◆ Instruction ◆
Gather all lines with "pero" from the records.

═════ Records supplied

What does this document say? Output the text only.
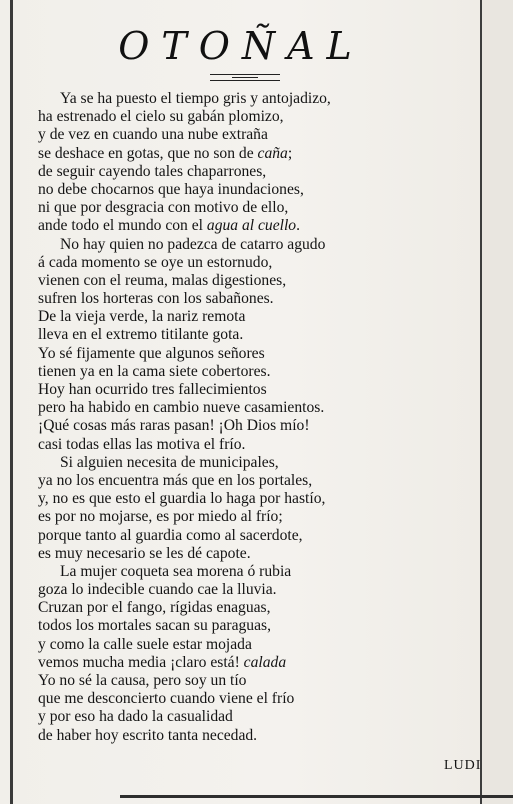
OTOÑAL
Ya se ha puesto el tiempo gris y antojadizo,
ha estrenado el cielo su gabán plomizo,
y de vez en cuando una nube extraña
se deshace en gotas, que no son de caña;
de seguir cayendo tales chaparrones,
no debe chocarnos que haya inundaciones,
ni que por desgracia con motivo de ello,
ande todo el mundo con el agua al cuello.
No hay quien no padezca de catarro agudo
á cada momento se oye un estornudo,
vienen con el reuma, malas digestiones,
sufren los horteras con los sabañones.
De la vieja verde, la nariz remota
lleva en el extremo titilante gota.
Yo sé fijamente que algunos señores
tienen ya en la cama siete cobertores.
Hoy han ocurrido tres fallecimientos
pero ha habido en cambio nueve casamientos.
¡Qué cosas más raras pasan! ¡Oh Dios mío!
casi todas ellas las motiva el frío.
Si alguien necesita de municipales,
ya no los encuentra más que en los portales,
y, no es que esto el guardia lo haga por hastío,
es por no mojarse, es por miedo al frío;
porque tanto al guardia como al sacerdote,
es muy necesario se les dé capote.
La mujer coqueta sea morena ó rubia
goza lo indecible cuando cae la lluvia.
Cruzan por el fango, rígidas enaguas,
todos los mortales sacan su paraguas,
y como la calle suele estar mojada
vemos mucha media ¡claro está! calada
Yo no sé la causa, pero soy un tío
que me desconcierto cuando viene el frío
y por eso ha dado la casualidad
de haber hoy escrito tanta necedad.
LUDI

══════════

◆ Correct result ◆
pero ha habido en cambio nueve casamientos.
Yo no sé la causa, pero soy un tío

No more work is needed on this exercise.